[Lines of data]
= = =

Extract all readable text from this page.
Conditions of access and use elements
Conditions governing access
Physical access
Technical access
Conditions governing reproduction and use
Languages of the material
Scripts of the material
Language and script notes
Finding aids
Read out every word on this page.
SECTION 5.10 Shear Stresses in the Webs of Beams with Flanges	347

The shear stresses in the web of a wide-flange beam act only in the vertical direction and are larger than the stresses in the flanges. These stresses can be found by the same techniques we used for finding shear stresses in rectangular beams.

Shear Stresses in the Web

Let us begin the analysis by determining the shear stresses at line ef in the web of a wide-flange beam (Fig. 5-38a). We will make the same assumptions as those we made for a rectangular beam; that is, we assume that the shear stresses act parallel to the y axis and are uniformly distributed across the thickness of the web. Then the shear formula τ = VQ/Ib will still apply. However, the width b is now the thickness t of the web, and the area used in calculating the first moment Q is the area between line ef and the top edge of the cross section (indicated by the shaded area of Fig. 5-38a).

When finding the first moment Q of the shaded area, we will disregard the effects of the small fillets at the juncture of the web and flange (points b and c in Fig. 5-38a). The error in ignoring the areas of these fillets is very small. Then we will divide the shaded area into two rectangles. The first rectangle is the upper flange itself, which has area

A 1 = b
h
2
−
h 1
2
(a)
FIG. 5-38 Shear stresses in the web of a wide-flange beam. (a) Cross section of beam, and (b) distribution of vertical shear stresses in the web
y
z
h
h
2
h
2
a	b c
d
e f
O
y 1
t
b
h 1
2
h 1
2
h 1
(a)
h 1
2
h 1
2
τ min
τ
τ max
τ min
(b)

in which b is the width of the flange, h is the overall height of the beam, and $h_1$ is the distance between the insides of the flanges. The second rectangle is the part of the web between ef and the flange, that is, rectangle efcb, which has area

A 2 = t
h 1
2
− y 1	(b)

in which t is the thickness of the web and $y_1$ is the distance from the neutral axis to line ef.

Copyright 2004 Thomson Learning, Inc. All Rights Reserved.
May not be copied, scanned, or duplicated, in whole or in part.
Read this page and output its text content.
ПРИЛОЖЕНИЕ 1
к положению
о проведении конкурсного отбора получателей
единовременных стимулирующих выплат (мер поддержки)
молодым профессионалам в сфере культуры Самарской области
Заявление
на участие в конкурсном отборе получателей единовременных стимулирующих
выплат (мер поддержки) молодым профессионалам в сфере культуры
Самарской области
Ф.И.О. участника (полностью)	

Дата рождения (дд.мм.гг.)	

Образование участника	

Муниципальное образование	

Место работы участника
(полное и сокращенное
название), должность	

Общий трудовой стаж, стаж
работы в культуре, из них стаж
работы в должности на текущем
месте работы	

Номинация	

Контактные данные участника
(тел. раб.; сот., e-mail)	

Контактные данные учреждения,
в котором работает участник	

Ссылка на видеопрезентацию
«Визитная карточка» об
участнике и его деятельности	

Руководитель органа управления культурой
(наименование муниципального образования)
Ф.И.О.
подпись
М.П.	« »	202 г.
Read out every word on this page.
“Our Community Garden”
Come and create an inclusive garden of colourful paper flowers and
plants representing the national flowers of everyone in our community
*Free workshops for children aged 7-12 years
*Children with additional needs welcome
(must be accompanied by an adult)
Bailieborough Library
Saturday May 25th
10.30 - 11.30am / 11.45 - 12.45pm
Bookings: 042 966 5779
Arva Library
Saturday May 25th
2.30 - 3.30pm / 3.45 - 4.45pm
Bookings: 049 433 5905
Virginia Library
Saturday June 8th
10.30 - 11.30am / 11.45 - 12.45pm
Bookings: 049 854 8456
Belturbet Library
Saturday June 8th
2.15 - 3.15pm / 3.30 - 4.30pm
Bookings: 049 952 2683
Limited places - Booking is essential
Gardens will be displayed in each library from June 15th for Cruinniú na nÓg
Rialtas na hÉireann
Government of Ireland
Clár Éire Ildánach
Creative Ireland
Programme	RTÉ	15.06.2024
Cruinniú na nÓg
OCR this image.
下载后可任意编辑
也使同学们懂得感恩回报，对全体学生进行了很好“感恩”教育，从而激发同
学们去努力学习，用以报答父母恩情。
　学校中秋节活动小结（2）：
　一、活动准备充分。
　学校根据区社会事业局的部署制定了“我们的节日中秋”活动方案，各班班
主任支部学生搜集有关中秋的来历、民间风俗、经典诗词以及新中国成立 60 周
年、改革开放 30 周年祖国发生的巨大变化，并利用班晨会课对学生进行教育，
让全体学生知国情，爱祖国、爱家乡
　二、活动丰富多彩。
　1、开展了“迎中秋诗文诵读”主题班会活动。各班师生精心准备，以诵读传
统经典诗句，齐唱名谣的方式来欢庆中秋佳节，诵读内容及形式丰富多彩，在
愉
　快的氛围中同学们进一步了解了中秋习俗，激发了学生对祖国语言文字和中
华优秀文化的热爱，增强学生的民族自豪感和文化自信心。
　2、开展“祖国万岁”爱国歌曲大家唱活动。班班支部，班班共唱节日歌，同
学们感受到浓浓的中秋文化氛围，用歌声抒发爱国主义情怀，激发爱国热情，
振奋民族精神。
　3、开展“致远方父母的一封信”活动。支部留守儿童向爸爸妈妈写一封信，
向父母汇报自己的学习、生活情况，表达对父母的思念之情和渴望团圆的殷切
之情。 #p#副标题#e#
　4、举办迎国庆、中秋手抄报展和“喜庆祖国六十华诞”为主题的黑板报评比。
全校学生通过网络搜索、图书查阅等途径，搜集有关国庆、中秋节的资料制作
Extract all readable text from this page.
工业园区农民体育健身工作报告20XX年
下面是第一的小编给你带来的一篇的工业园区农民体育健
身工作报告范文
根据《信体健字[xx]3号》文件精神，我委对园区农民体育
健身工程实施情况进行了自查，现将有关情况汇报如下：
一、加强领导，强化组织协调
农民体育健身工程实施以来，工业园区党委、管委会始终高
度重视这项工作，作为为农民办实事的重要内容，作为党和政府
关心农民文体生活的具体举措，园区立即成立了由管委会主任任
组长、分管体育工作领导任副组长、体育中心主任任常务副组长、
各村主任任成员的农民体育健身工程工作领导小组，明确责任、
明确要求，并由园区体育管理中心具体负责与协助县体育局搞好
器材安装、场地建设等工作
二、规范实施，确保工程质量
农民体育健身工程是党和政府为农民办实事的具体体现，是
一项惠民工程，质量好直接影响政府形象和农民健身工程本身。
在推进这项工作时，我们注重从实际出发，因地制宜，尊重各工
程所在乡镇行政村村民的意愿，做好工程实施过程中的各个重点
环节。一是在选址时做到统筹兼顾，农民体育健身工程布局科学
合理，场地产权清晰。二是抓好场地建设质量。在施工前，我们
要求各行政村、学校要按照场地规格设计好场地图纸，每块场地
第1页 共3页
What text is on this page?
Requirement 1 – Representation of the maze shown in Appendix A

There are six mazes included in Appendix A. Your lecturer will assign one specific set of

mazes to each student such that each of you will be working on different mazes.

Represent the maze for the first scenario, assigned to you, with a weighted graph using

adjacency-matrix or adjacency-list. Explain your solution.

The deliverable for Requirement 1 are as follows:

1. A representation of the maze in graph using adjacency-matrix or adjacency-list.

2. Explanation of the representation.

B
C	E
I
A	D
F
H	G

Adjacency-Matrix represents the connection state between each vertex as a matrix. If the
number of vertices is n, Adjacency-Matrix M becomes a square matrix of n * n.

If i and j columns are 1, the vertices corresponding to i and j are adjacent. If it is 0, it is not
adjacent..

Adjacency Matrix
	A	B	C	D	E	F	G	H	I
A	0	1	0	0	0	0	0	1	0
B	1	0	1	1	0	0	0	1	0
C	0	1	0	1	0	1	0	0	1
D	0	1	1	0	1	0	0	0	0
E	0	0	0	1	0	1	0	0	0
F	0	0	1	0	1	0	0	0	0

= = =

Exercise →
Copy out each record exactly as given, omitting none.

Result of this exercise →
Extract all readable text from this page.
Conditions of access and use elements
Conditions governing access
Physical access
Technical access
Conditions governing reproduction and use
Languages of the material
Scripts of the material
Language and script notes
Finding aids
Read out every word on this page.
SECTION 5.10 Shear Stresses in the Webs of Beams with Flanges	347

The shear stresses in the web of a wide-flange beam act only in the vertical direction and are larger than the stresses in the flanges. These stresses can be found by the same techniques we used for finding shear stresses in rectangular beams.

Shear Stresses in the Web

Let us begin the analysis by determining the shear stresses at line ef in the web of a wide-flange beam (Fig. 5-38a). We will make the same assumptions as those we made for a rectangular beam; that is, we assume that the shear stresses act parallel to the y axis and are uniformly distributed across the thickness of the web. Then the shear formula τ = VQ/Ib will still apply. However, the width b is now the thickness t of the web, and the area used in calculating the first moment Q is the area between line ef and the top edge of the cross section (indicated by the shaded area of Fig. 5-38a).

When finding the first moment Q of the shaded area, we will disregard the effects of the small fillets at the juncture of the web and flange (points b and c in Fig. 5-38a). The error in ignoring the areas of these fillets is very small. Then we will divide the shaded area into two rectangles. The first rectangle is the upper flange itself, which has area

A 1 = b
h
2
−
h 1
2
(a)
FIG. 5-38 Shear stresses in the web of a wide-flange beam. (a) Cross section of beam, and (b) distribution of vertical shear stresses in the web
y
z
h
h
2
h
2
a	b c
d
e f
O
y 1
t
b
h 1
2
h 1
2
h 1
(a)
h 1
2
h 1
2
τ min
τ
τ max
τ min
(b)

in which b is the width of the flange, h is the overall height of the beam, and $h_1$ is the distance between the insides of the flanges. The second rectangle is the part of the web between ef and the flange, that is, rectangle efcb, which has area

A 2 = t
h 1
2
− y 1	(b)

in which t is the thickness of the web and $y_1$ is the distance from the neutral axis to line ef.

Copyright 2004 Thomson Learning, Inc. All Rights Reserved.
May not be copied, scanned, or duplicated, in whole or in part.
Read this page and output its text content.
ПРИЛОЖЕНИЕ 1
к положению
о проведении конкурсного отбора получателей
единовременных стимулирующих выплат (мер поддержки)
молодым профессионалам в сфере культуры Самарской области
Заявление
на участие в конкурсном отборе получателей единовременных стимулирующих
выплат (мер поддержки) молодым профессионалам в сфере культуры
Самарской области
Ф.И.О. участника (полностью)	

Дата рождения (дд.мм.гг.)	

Образование участника	

Муниципальное образование	

Место работы участника
(полное и сокращенное
название), должность	

Общий трудовой стаж, стаж
работы в культуре, из них стаж
работы в должности на текущем
месте работы	

Номинация	

Контактные данные участника
(тел. раб.; сот., e-mail)	

Контактные данные учреждения,
в котором работает участник	

Ссылка на видеопрезентацию
«Визитная карточка» об
участнике и его деятельности	

Руководитель органа управления культурой
(наименование муниципального образования)
Ф.И.О.
подпись
М.П.	« »	202 г.
Read out every word on this page.
“Our Community Garden”
Come and create an inclusive garden of colourful paper flowers and
plants representing the national flowers of everyone in our community
*Free workshops for children aged 7-12 years
*Children with additional needs welcome
(must be accompanied by an adult)
Bailieborough Library
Saturday May 25th
10.30 - 11.30am / 11.45 - 12.45pm
Bookings: 042 966 5779
Arva Library
Saturday May 25th
2.30 - 3.30pm / 3.45 - 4.45pm
Bookings: 049 433 5905
Virginia Library
Saturday June 8th
10.30 - 11.30am / 11.45 - 12.45pm
Bookings: 049 854 8456
Belturbet Library
Saturday June 8th
2.15 - 3.15pm / 3.30 - 4.30pm
Bookings: 049 952 2683
Limited places - Booking is essential
Gardens will be displayed in each library from June 15th for Cruinniú na nÓg
Rialtas na hÉireann
Government of Ireland
Clár Éire Ildánach
Creative Ireland
Programme	RTÉ	15.06.2024
Cruinniú na nÓg
OCR this image.
下载后可任意编辑
也使同学们懂得感恩回报，对全体学生进行了很好“感恩”教育，从而激发同
学们去努力学习，用以报答父母恩情。
　学校中秋节活动小结（2）：
　一、活动准备充分。
　学校根据区社会事业局的部署制定了“我们的节日中秋”活动方案，各班班
主任支部学生搜集有关中秋的来历、民间风俗、经典诗词以及新中国成立 60 周
年、改革开放 30 周年祖国发生的巨大变化，并利用班晨会课对学生进行教育，
让全体学生知国情，爱祖国、爱家乡
　二、活动丰富多彩。
　1、开展了“迎中秋诗文诵读”主题班会活动。各班师生精心准备，以诵读传
统经典诗句，齐唱名谣的方式来欢庆中秋佳节，诵读内容及形式丰富多彩，在
愉
　快的氛围中同学们进一步了解了中秋习俗，激发了学生对祖国语言文字和中
华优秀文化的热爱，增强学生的民族自豪感和文化自信心。
　2、开展“祖国万岁”爱国歌曲大家唱活动。班班支部，班班共唱节日歌，同
学们感受到浓浓的中秋文化氛围，用歌声抒发爱国主义情怀，激发爱国热情，
振奋民族精神。
　3、开展“致远方父母的一封信”活动。支部留守儿童向爸爸妈妈写一封信，
向父母汇报自己的学习、生活情况，表达对父母的思念之情和渴望团圆的殷切
之情。 #p#副标题#e#
　4、举办迎国庆、中秋手抄报展和“喜庆祖国六十华诞”为主题的黑板报评比。
全校学生通过网络搜索、图书查阅等途径，搜集有关国庆、中秋节的资料制作
Extract all readable text from this page.
工业园区农民体育健身工作报告20XX年
下面是第一的小编给你带来的一篇的工业园区农民体育健
身工作报告范文
根据《信体健字[xx]3号》文件精神，我委对园区农民体育
健身工程实施情况进行了自查，现将有关情况汇报如下：
一、加强领导，强化组织协调
农民体育健身工程实施以来，工业园区党委、管委会始终高
度重视这项工作，作为为农民办实事的重要内容，作为党和政府
关心农民文体生活的具体举措，园区立即成立了由管委会主任任
组长、分管体育工作领导任副组长、体育中心主任任常务副组长、
各村主任任成员的农民体育健身工程工作领导小组，明确责任、
明确要求，并由园区体育管理中心具体负责与协助县体育局搞好
器材安装、场地建设等工作
二、规范实施，确保工程质量
农民体育健身工程是党和政府为农民办实事的具体体现，是
一项惠民工程，质量好直接影响政府形象和农民健身工程本身。
在推进这项工作时，我们注重从实际出发，因地制宜，尊重各工
程所在乡镇行政村村民的意愿，做好工程实施过程中的各个重点
环节。一是在选址时做到统筹兼顾，农民体育健身工程布局科学
合理，场地产权清晰。二是抓好场地建设质量。在施工前，我们
要求各行政村、学校要按照场地规格设计好场地图纸，每块场地
第1页 共3页
What text is on this page?
Requirement 1 – Representation of the maze shown in Appendix A

There are six mazes included in Appendix A. Your lecturer will assign one specific set of

mazes to each student such that each of you will be working on different mazes.

Represent the maze for the first scenario, assigned to you, with a weighted graph using

adjacency-matrix or adjacency-list. Explain your solution.

The deliverable for Requirement 1 are as follows:

1. A representation of the maze in graph using adjacency-matrix or adjacency-list.

2. Explanation of the representation.

B
C	E
I
A	D
F
H	G

Adjacency-Matrix represents the connection state between each vertex as a matrix. If the
number of vertices is n, Adjacency-Matrix M becomes a square matrix of n * n.

If i and j columns are 1, the vertices corresponding to i and j are adjacent. If it is 0, it is not
adjacent..

Adjacency Matrix
	A	B	C	D	E	F	G	H	I
A	0	1	0	0	0	0	0	1	0
B	1	0	1	1	0	0	0	1	0
C	0	1	0	1	0	1	0	0	1
D	0	1	1	0	1	0	0	0	0
E	0	0	0	1	0	1	0	0	0
F	0	0	1	0	1	0	0	0	0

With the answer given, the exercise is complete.